-------- Rows --------

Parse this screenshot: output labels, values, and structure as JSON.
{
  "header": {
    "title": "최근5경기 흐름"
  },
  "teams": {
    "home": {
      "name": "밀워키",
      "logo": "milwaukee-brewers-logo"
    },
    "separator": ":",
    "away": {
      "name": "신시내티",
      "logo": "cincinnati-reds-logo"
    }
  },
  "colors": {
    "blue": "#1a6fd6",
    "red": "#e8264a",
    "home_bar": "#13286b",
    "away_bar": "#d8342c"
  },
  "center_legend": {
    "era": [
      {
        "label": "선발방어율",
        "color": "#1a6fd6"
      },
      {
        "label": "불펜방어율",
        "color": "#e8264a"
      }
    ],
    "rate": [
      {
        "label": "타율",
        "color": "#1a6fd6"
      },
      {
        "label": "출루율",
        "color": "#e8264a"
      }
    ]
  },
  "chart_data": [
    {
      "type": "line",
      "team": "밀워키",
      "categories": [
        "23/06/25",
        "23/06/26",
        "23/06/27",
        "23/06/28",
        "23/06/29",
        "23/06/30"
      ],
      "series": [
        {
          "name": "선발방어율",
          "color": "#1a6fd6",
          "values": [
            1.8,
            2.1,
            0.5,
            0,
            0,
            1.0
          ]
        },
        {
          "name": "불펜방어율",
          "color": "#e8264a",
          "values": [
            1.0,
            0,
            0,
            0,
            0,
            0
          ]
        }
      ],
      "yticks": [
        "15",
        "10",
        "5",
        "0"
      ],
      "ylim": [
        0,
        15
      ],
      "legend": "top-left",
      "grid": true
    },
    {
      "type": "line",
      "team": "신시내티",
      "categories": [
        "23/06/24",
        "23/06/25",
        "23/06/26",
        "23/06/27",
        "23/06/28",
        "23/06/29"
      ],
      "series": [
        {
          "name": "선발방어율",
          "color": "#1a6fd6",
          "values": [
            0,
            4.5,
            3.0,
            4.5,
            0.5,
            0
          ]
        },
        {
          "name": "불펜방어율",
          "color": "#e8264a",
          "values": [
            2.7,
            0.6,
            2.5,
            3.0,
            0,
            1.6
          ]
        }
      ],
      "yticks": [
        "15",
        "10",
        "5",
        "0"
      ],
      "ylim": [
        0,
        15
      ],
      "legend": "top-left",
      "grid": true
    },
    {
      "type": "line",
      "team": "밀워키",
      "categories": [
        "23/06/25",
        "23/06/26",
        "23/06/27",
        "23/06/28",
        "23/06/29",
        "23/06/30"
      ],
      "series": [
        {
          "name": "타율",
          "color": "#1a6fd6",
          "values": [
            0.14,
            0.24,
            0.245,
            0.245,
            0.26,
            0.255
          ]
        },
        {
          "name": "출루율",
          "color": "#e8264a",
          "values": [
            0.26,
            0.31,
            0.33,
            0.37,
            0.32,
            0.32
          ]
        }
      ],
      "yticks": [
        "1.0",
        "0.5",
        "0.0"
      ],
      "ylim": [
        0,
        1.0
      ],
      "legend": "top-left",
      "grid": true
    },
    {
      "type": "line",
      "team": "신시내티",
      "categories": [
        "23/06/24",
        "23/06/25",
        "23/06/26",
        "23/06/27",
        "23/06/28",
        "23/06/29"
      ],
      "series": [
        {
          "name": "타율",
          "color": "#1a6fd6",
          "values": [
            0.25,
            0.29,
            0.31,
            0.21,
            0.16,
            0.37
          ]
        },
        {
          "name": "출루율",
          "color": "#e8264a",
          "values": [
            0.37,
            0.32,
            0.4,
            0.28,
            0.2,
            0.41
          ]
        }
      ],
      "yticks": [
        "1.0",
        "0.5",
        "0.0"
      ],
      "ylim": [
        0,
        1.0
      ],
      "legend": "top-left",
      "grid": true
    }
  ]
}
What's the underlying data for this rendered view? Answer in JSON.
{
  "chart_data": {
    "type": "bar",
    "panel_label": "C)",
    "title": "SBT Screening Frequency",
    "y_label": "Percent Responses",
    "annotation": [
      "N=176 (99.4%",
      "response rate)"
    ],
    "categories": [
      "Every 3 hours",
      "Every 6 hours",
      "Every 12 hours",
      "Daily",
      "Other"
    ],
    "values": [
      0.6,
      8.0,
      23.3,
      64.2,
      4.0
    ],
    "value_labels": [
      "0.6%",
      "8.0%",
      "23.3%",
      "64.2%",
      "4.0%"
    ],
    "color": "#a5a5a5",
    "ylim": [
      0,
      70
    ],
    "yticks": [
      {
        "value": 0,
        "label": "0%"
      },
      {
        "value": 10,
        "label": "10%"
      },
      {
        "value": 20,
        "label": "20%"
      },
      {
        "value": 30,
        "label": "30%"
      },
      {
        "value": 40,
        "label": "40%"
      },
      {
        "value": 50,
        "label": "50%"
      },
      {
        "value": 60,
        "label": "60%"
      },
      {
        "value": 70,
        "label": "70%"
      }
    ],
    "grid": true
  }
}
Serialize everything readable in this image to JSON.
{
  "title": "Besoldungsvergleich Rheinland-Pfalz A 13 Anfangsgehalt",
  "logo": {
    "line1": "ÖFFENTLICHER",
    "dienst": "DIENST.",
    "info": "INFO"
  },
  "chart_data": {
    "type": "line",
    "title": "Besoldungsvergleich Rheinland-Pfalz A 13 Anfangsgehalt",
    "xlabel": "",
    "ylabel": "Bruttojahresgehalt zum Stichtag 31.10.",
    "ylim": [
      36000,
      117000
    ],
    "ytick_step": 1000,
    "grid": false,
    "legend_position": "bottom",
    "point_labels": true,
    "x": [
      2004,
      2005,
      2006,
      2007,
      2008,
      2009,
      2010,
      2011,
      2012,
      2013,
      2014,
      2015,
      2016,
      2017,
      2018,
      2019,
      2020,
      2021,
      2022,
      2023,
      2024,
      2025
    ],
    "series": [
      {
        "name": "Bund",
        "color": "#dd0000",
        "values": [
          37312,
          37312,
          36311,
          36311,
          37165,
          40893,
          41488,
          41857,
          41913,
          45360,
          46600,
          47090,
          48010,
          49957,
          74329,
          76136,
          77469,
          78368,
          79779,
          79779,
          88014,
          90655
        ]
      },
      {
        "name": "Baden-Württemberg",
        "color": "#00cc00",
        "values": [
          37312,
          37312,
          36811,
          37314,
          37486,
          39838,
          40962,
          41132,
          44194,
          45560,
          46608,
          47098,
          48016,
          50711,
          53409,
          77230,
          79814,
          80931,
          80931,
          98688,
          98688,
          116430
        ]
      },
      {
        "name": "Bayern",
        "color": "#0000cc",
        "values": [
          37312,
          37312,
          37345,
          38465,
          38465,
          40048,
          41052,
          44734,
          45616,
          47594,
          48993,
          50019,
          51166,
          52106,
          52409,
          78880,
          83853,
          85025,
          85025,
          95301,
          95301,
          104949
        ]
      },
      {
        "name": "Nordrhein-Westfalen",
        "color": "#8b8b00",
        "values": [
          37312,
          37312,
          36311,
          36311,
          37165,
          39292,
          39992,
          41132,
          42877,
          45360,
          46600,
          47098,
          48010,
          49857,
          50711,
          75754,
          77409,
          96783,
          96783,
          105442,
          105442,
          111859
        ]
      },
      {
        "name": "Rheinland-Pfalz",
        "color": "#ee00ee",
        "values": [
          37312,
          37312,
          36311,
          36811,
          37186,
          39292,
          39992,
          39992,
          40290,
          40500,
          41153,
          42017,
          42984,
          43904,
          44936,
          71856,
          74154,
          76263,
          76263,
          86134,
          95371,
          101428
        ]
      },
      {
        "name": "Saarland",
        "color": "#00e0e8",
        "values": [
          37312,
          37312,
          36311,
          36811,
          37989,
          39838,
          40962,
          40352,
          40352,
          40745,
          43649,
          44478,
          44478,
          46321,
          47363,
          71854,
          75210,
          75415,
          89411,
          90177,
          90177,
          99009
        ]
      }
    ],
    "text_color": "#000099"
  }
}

--------

• Given exercise: Retype the records that precede this task, keeping them exactly the same.

• Exercise answer:
Parse this screenshot: output labels, values, and structure as JSON.
{
  "header": {
    "title": "최근5경기 흐름"
  },
  "teams": {
    "home": {
      "name": "밀워키",
      "logo": "milwaukee-brewers-logo"
    },
    "separator": ":",
    "away": {
      "name": "신시내티",
      "logo": "cincinnati-reds-logo"
    }
  },
  "colors": {
    "blue": "#1a6fd6",
    "red": "#e8264a",
    "home_bar": "#13286b",
    "away_bar": "#d8342c"
  },
  "center_legend": {
    "era": [
      {
        "label": "선발방어율",
        "color": "#1a6fd6"
      },
      {
        "label": "불펜방어율",
        "color": "#e8264a"
      }
    ],
    "rate": [
      {
        "label": "타율",
        "color": "#1a6fd6"
      },
      {
        "label": "출루율",
        "color": "#e8264a"
      }
    ]
  },
  "chart_data": [
    {
      "type": "line",
      "team": "밀워키",
      "categories": [
        "23/06/25",
        "23/06/26",
        "23/06/27",
        "23/06/28",
        "23/06/29",
        "23/06/30"
      ],
      "series": [
        {
          "name": "선발방어율",
          "color": "#1a6fd6",
          "values": [
            1.8,
            2.1,
            0.5,
            0,
            0,
            1.0
          ]
        },
        {
          "name": "불펜방어율",
          "color": "#e8264a",
          "values": [
            1.0,
            0,
            0,
            0,
            0,
            0
          ]
        }
      ],
      "yticks": [
        "15",
        "10",
        "5",
        "0"
      ],
      "ylim": [
        0,
        15
      ],
      "legend": "top-left",
      "grid": true
    },
    {
      "type": "line",
      "team": "신시내티",
      "categories": [
        "23/06/24",
        "23/06/25",
        "23/06/26",
        "23/06/27",
        "23/06/28",
        "23/06/29"
      ],
      "series": [
        {
          "name": "선발방어율",
          "color": "#1a6fd6",
          "values": [
            0,
            4.5,
            3.0,
            4.5,
            0.5,
            0
          ]
        },
        {
          "name": "불펜방어율",
          "color": "#e8264a",
          "values": [
            2.7,
            0.6,
            2.5,
            3.0,
            0,
            1.6
          ]
        }
      ],
      "yticks": [
        "15",
        "10",
        "5",
        "0"
      ],
      "ylim": [
        0,
        15
      ],
      "legend": "top-left",
      "grid": true
    },
    {
      "type": "line",
      "team": "밀워키",
      "categories": [
        "23/06/25",
        "23/06/26",
        "23/06/27",
        "23/06/28",
        "23/06/29",
        "23/06/30"
      ],
      "series": [
        {
          "name": "타율",
          "color": "#1a6fd6",
          "values": [
            0.14,
            0.24,
            0.245,
            0.245,
            0.26,
            0.255
          ]
        },
        {
          "name": "출루율",
          "color": "#e8264a",
          "values": [
            0.26,
            0.31,
            0.33,
            0.37,
            0.32,
            0.32
          ]
        }
      ],
      "yticks": [
        "1.0",
        "0.5",
        "0.0"
      ],
      "ylim": [
        0,
        1.0
      ],
      "legend": "top-left",
      "grid": true
    },
    {
      "type": "line",
      "team": "신시내티",
      "categories": [
        "23/06/24",
        "23/06/25",
        "23/06/26",
        "23/06/27",
        "23/06/28",
        "23/06/29"
      ],
      "series": [
        {
          "name": "타율",
          "color": "#1a6fd6",
          "values": [
            0.25,
            0.29,
            0.31,
            0.21,
            0.16,
            0.37
          ]
        },
        {
          "name": "출루율",
          "color": "#e8264a",
          "values": [
            0.37,
            0.32,
            0.4,
            0.28,
            0.2,
            0.41
          ]
        }
      ],
      "yticks": [
        "1.0",
        "0.5",
        "0.0"
      ],
      "ylim": [
        0,
        1.0
      ],
      "legend": "top-left",
      "grid": true
    }
  ]
}
What's the underlying data for this rendered view? Answer in JSON.
{
  "chart_data": {
    "type": "bar",
    "panel_label": "C)",
    "title": "SBT Screening Frequency",
    "y_label": "Percent Responses",
    "annotation": [
      "N=176 (99.4%",
      "response rate)"
    ],
    "categories": [
      "Every 3 hours",
      "Every 6 hours",
      "Every 12 hours",
      "Daily",
      "Other"
    ],
    "values": [
      0.6,
      8.0,
      23.3,
      64.2,
      4.0
    ],
    "value_labels": [
      "0.6%",
      "8.0%",
      "23.3%",
      "64.2%",
      "4.0%"
    ],
    "color": "#a5a5a5",
    "ylim": [
      0,
      70
    ],
    "yticks": [
      {
        "value": 0,
        "label": "0%"
      },
      {
        "value": 10,
        "label": "10%"
      },
      {
        "value": 20,
        "label": "20%"
      },
      {
        "value": 30,
        "label": "30%"
      },
      {
        "value": 40,
        "label": "40%"
      },
      {
        "value": 50,
        "label": "50%"
      },
      {
        "value": 60,
        "label": "60%"
      },
      {
        "value": 70,
        "label": "70%"
      }
    ],
    "grid": true
  }
}
Serialize everything readable in this image to JSON.
{
  "title": "Besoldungsvergleich Rheinland-Pfalz A 13 Anfangsgehalt",
  "logo": {
    "line1": "ÖFFENTLICHER",
    "dienst": "DIENST.",
    "info": "INFO"
  },
  "chart_data": {
    "type": "line",
    "title": "Besoldungsvergleich Rheinland-Pfalz A 13 Anfangsgehalt",
    "xlabel": "",
    "ylabel": "Bruttojahresgehalt zum Stichtag 31.10.",
    "ylim": [
      36000,
      117000
    ],
    "ytick_step": 1000,
    "grid": false,
    "legend_position": "bottom",
    "point_labels": true,
    "x": [
      2004,
      2005,
      2006,
      2007,
      2008,
      2009,
      2010,
      2011,
      2012,
      2013,
      2014,
      2015,
      2016,
      2017,
      2018,
      2019,
      2020,
      2021,
      2022,
      2023,
      2024,
      2025
    ],
    "series": [
      {
        "name": "Bund",
        "color": "#dd0000",
        "values": [
          37312,
          37312,
          36311,
          36311,
          37165,
          40893,
          41488,
          41857,
          41913,
          45360,
          46600,
          47090,
          48010,
          49957,
          74329,
          76136,
          77469,
          78368,
          79779,
          79779,
          88014,
          90655
        ]
      },
      {
        "name": "Baden-Württemberg",
        "color": "#00cc00",
        "values": [
          37312,
          37312,
          36811,
          37314,
          37486,
          39838,
          40962,
          41132,
          44194,
          45560,
          46608,
          47098,
          48016,
          50711,
          53409,
          77230,
          79814,
          80931,
          80931,
          98688,
          98688,
          116430
        ]
      },
      {
        "name": "Bayern",
        "color": "#0000cc",
        "values": [
          37312,
          37312,
          37345,
          38465,
          38465,
          40048,
          41052,
          44734,
          45616,
          47594,
          48993,
          50019,
          51166,
          52106,
          52409,
          78880,
          83853,
          85025,
          85025,
          95301,
          95301,
          104949
        ]
      },
      {
        "name": "Nordrhein-Westfalen",
        "color": "#8b8b00",
        "values": [
          37312,
          37312,
          36311,
          36311,
          37165,
          39292,
          39992,
          41132,
          42877,
          45360,
          46600,
          47098,
          48010,
          49857,
          50711,
          75754,
          77409,
          96783,
          96783,
          105442,
          105442,
          111859
        ]
      },
      {
        "name": "Rheinland-Pfalz",
        "color": "#ee00ee",
        "values": [
          37312,
          37312,
          36311,
          36811,
          37186,
          39292,
          39992,
          39992,
          40290,
          40500,
          41153,
          42017,
          42984,
          43904,
          44936,
          71856,
          74154,
          76263,
          76263,
          86134,
          95371,
          101428
        ]
      },
      {
        "name": "Saarland",
        "color": "#00e0e8",
        "values": [
          37312,
          37312,
          36311,
          36811,
          37989,
          39838,
          40962,
          40352,
          40352,
          40745,
          43649,
          44478,
          44478,
          46321,
          47363,
          71854,
          75210,
          75415,
          89411,
          90177,
          90177,
          99009
        ]
      }
    ],
    "text_color": "#000099"
  }
}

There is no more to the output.